Look below and pull out each line with the word "JSON".
======== RECORDED INFORMATION ========
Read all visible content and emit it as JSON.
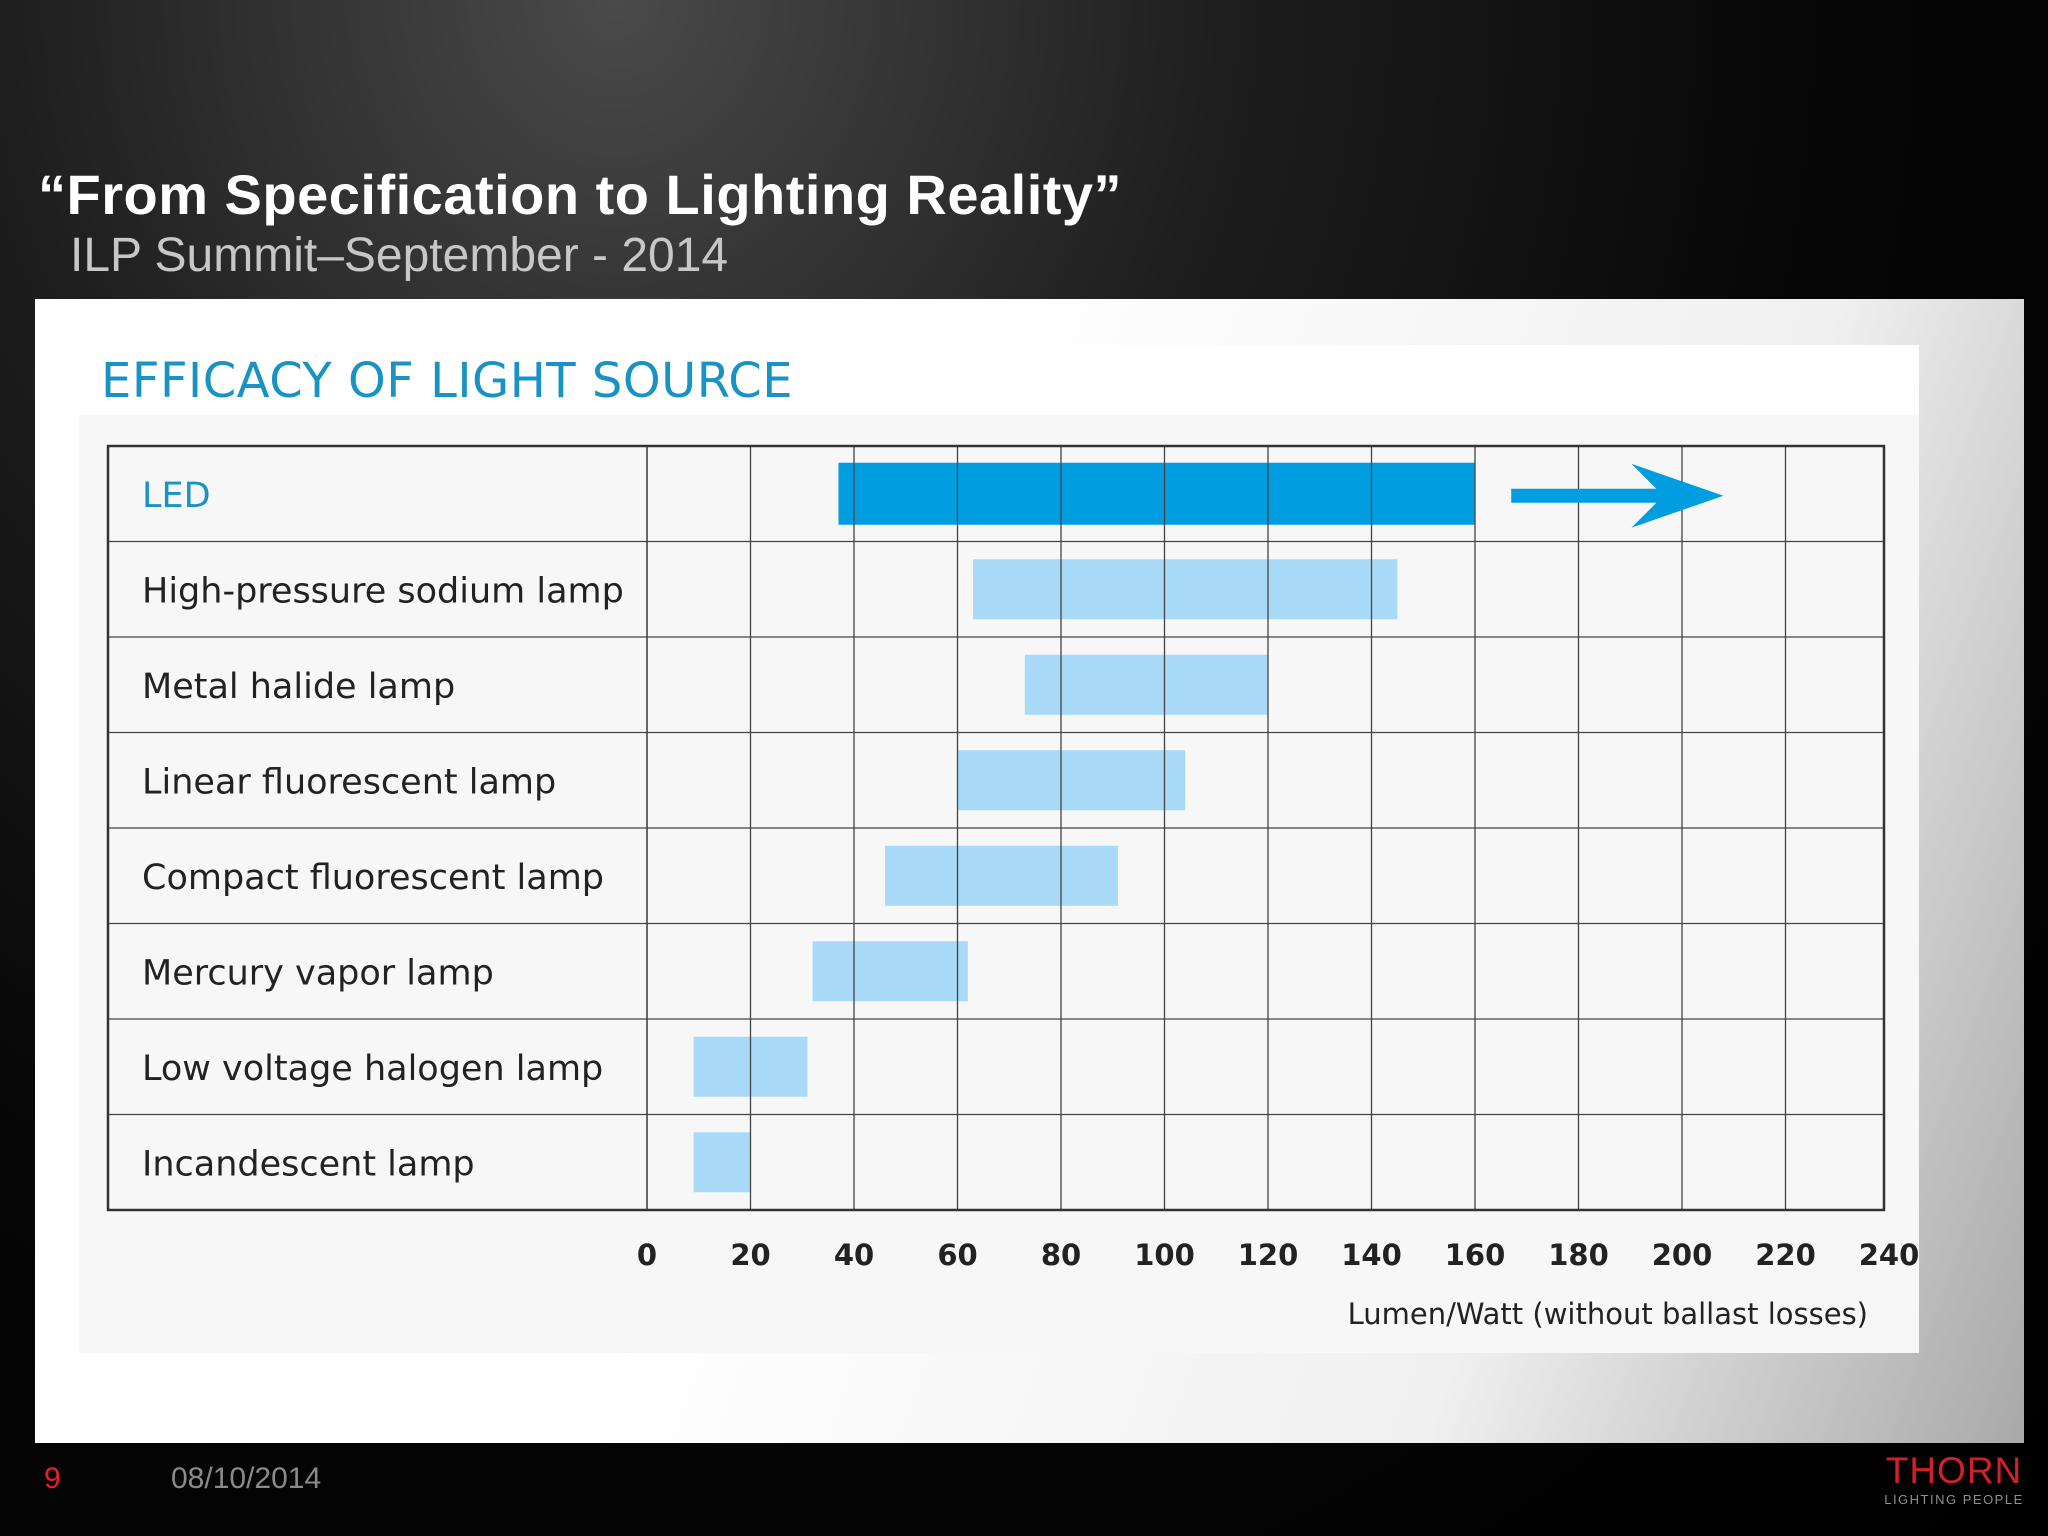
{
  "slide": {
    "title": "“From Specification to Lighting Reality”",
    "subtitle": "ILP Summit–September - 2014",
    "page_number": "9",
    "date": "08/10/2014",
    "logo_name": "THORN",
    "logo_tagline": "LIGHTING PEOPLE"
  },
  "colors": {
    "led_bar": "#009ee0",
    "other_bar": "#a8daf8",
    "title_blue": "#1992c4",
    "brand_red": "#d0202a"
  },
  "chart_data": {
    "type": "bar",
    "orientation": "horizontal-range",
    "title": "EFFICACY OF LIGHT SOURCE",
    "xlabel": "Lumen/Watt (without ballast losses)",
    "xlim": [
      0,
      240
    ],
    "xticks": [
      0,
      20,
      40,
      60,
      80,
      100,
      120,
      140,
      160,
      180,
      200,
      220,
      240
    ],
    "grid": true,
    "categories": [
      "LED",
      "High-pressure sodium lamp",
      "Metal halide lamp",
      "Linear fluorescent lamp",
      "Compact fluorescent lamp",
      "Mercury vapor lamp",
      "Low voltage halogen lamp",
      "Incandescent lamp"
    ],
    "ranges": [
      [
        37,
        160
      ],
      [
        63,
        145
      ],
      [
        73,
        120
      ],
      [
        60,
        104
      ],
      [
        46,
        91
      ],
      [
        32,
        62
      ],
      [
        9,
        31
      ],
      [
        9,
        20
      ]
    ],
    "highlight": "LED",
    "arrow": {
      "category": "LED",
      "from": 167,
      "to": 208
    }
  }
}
========
======== RECORDED INFORMATION ========
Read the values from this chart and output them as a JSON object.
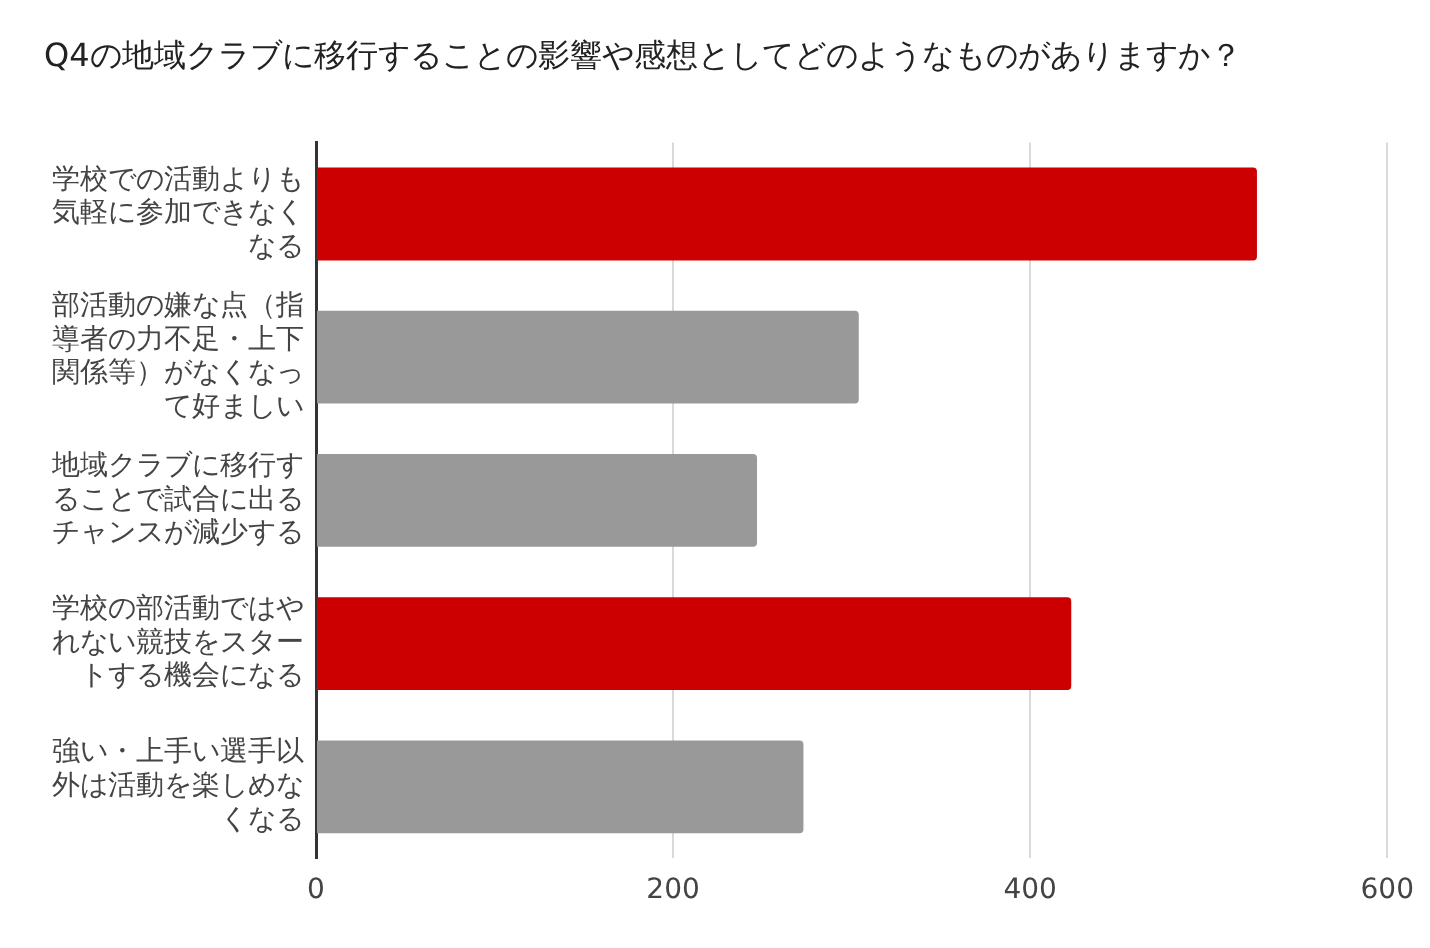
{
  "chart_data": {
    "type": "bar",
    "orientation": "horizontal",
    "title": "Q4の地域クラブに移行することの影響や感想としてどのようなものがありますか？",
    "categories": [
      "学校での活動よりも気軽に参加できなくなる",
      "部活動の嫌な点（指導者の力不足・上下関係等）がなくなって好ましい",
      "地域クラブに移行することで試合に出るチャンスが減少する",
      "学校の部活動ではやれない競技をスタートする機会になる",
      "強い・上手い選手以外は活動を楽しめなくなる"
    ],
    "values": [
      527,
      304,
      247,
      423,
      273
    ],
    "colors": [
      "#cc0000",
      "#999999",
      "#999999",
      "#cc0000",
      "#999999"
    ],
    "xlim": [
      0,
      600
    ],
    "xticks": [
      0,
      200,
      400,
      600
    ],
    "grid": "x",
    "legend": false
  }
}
========
THE RESPONSE:
Read all visible content and emit it as JSON.
Read the values from this chart and output them as a JSON object.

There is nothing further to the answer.